>>>
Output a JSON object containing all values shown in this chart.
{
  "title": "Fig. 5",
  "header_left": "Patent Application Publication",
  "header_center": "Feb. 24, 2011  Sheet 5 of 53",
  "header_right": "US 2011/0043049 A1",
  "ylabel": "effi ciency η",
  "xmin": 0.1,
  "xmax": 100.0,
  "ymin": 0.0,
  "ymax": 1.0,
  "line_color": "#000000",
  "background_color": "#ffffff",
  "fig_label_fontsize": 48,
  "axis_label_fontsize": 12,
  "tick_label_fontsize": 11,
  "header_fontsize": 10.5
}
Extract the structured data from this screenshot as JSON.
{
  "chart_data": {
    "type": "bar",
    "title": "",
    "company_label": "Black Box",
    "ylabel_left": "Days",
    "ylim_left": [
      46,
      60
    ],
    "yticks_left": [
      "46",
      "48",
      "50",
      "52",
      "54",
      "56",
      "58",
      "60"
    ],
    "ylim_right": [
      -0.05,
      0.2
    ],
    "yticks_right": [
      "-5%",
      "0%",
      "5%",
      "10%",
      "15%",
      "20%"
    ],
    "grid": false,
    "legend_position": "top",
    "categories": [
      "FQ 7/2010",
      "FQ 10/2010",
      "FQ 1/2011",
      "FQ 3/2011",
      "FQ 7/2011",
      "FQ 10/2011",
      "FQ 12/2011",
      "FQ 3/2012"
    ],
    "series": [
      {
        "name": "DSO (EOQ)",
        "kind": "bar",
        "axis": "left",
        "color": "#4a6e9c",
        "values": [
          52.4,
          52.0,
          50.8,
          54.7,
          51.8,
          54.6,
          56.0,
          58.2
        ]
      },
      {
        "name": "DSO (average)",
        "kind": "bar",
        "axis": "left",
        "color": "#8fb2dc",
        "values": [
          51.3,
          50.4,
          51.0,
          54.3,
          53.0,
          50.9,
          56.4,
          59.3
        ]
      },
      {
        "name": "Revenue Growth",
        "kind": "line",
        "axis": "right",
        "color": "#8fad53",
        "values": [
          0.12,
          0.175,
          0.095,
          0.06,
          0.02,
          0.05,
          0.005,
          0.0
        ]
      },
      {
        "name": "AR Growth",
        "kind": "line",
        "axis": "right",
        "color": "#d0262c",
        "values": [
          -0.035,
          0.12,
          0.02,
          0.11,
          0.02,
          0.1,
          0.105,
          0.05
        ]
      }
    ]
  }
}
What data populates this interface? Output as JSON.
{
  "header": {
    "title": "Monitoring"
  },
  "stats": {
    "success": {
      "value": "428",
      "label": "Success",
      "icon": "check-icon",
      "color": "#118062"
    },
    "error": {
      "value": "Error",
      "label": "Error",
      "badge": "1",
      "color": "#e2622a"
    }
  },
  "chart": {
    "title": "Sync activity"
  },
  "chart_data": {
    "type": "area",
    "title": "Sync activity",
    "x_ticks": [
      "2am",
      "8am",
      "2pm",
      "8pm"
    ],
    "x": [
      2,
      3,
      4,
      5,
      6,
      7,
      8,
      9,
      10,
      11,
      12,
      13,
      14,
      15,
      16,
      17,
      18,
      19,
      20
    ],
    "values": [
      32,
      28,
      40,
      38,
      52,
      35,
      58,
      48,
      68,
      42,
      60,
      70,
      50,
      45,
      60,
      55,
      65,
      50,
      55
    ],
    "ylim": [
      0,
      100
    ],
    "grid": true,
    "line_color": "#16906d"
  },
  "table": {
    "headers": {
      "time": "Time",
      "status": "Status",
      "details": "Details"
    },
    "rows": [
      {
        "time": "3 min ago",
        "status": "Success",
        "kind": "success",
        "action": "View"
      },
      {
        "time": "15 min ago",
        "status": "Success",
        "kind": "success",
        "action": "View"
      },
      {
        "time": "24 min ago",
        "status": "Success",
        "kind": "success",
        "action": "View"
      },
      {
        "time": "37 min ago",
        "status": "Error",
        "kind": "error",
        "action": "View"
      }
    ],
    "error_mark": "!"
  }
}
<<<
Problem statement
Look through the entries above and report each line where the string "Output" occurs.

Answer to this task
Output a JSON object containing all values shown in this chart.
What data populates this interface? Output as JSON.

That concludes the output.